# START OF Records for processing

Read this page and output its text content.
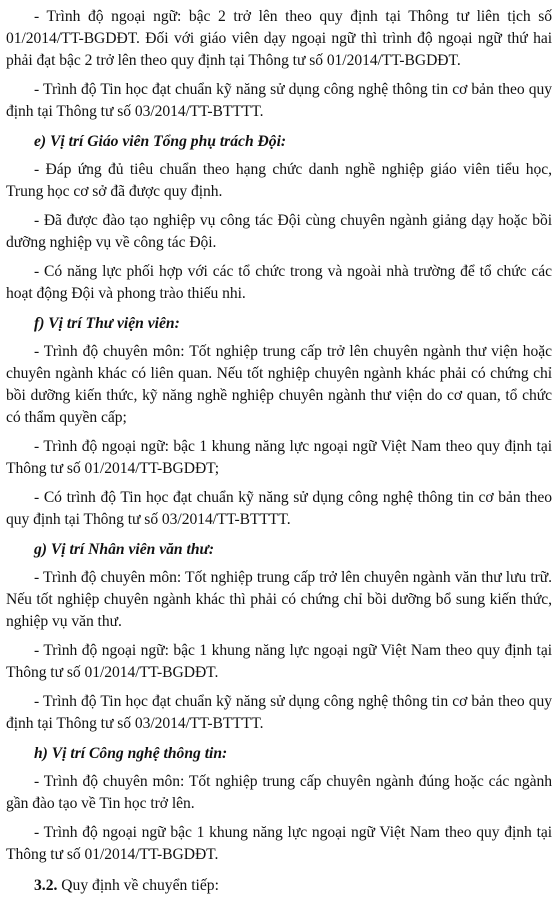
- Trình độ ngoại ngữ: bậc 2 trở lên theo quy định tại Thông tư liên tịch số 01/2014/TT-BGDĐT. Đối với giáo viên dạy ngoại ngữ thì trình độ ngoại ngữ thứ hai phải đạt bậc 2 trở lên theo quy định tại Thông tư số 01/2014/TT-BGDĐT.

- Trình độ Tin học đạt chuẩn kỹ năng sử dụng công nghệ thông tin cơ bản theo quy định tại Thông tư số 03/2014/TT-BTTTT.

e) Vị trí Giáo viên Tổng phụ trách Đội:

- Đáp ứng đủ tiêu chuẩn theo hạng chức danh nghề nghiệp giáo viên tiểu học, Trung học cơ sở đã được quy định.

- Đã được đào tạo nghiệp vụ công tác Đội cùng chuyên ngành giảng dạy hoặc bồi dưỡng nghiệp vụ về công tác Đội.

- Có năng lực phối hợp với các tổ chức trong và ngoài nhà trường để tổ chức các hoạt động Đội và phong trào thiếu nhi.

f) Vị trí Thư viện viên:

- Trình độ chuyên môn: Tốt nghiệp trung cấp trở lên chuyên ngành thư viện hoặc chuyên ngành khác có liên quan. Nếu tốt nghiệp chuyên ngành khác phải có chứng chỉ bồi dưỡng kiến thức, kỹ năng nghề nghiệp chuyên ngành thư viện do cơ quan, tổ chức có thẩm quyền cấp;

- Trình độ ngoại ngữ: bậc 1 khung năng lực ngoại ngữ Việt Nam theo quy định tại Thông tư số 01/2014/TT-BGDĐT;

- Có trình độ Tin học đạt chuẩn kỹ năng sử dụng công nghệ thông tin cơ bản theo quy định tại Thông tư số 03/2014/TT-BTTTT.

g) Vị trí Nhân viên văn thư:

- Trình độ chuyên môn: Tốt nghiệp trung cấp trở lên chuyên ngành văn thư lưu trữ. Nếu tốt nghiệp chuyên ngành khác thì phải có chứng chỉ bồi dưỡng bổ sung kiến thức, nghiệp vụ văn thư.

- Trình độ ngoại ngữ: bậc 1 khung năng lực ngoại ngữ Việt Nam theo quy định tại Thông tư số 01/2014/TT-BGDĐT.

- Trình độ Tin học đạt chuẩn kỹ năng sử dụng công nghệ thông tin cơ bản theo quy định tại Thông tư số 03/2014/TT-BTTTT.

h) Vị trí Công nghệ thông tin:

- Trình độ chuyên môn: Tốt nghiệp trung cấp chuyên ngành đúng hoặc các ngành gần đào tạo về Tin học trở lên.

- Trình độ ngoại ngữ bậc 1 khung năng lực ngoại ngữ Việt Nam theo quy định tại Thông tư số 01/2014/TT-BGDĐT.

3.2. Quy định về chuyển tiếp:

# END OF Records for processing

What to do
Make a list of all lines in the data that contain "viện".

Written response
f) Vị trí Thư viện viên:
- Trình độ chuyên môn: Tốt nghiệp trung cấp trở lên chuyên ngành thư viện hoặc chuyên ngành khác có liên quan. Nếu tốt nghiệp chuyên ngành khác phải có chứng chỉ bồi dưỡng kiến thức, kỹ năng nghề nghiệp chuyên ngành thư viện do cơ quan, tổ chức có thẩm quyền cấp;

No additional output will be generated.